*What you will do:*
Gather all lines from the material that contain "number".

*Extracted information:*
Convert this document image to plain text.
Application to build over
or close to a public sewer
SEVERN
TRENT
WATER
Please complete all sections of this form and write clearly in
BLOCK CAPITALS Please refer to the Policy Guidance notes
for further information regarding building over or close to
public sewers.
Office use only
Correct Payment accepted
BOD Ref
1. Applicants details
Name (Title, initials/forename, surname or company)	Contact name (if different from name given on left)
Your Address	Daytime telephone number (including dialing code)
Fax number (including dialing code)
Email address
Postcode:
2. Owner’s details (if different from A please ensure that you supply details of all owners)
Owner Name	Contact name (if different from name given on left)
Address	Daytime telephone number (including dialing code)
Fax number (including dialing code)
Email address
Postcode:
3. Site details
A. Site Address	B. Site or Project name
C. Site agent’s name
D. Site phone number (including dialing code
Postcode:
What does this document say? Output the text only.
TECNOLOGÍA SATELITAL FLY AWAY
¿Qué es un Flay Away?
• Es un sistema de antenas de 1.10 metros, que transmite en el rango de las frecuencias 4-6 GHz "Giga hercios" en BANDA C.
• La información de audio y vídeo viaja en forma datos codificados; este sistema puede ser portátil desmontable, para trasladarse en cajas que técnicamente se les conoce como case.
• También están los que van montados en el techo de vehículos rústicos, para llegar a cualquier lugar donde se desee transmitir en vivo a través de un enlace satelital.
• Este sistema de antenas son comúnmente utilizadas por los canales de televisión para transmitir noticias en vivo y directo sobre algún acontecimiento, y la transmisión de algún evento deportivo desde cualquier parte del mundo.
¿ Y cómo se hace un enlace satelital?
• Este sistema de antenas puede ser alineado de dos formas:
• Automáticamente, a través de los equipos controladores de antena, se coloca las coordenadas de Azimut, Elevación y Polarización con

*The completed task:*
Your Address	Daytime telephone number (including dialing code)
Fax number (including dialing code)
Address	Daytime telephone number (including dialing code)
Fax number (including dialing code)
D. Site phone number (including dialing code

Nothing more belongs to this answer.